» WRITTEN PROBLEM
Identify the lines holding "pomorskie" and copy them.
- - - - - - -
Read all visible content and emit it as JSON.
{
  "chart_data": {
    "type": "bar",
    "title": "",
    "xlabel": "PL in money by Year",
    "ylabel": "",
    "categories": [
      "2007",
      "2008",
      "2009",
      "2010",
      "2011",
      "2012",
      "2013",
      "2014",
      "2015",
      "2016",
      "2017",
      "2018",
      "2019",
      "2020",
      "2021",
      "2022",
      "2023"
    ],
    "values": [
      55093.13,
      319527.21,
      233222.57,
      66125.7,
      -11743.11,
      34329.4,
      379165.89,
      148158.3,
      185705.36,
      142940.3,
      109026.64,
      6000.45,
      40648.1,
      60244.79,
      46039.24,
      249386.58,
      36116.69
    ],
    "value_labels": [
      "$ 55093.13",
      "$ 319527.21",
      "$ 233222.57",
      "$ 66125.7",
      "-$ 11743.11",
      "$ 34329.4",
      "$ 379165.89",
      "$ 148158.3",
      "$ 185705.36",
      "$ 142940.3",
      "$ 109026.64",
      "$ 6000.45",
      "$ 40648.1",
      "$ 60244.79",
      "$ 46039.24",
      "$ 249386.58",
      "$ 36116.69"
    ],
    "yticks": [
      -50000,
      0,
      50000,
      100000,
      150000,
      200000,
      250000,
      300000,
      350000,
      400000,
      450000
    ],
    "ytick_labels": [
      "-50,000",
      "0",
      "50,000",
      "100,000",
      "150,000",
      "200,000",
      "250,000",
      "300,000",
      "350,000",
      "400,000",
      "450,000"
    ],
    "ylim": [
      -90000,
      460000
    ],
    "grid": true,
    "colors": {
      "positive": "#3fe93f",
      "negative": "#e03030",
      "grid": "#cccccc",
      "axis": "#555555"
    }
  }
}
- - - - - - -
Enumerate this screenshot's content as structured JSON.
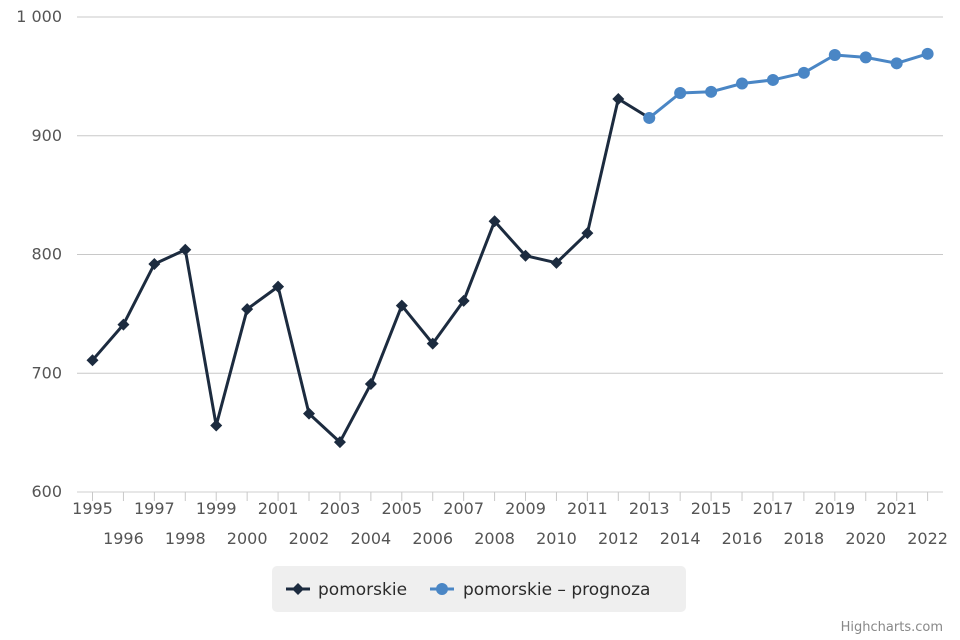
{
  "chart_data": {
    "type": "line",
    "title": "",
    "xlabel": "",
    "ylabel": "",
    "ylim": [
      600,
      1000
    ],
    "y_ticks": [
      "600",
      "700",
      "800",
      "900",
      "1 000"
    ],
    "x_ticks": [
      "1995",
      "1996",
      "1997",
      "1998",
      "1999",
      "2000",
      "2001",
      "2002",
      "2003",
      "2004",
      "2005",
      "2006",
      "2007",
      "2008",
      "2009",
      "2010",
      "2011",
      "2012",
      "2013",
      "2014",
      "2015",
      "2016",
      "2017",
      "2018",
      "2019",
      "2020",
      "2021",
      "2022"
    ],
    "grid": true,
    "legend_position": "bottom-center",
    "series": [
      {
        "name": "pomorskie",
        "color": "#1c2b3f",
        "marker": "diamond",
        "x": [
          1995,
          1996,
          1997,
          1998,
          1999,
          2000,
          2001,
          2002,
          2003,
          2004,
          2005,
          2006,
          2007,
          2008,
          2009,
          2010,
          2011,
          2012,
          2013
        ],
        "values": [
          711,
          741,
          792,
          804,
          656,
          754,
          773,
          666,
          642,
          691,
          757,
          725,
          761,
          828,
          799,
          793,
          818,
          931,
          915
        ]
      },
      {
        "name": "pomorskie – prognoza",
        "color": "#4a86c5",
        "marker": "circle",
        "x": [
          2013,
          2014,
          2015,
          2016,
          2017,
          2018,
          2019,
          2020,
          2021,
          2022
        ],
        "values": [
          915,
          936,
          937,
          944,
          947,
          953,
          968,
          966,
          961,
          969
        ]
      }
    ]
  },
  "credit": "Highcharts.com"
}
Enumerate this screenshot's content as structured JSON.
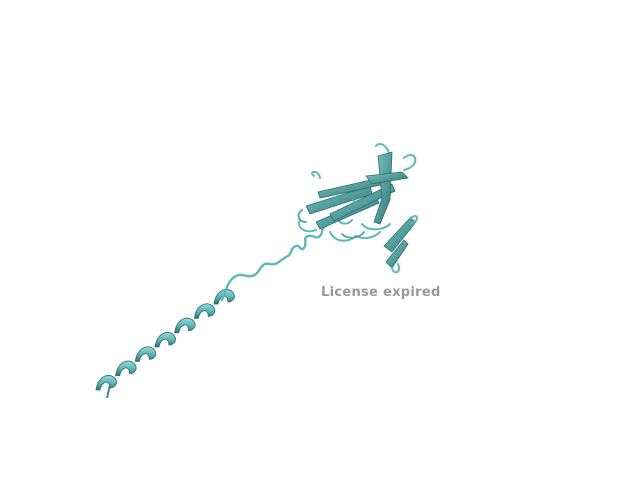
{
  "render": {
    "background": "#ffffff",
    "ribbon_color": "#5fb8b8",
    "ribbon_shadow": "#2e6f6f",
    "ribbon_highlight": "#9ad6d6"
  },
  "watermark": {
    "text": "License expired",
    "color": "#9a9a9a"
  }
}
- - - - - - -
» RESULT OF THIS TASK
        "name": "pomorskie",
        "name": "pomorskie – prognoza",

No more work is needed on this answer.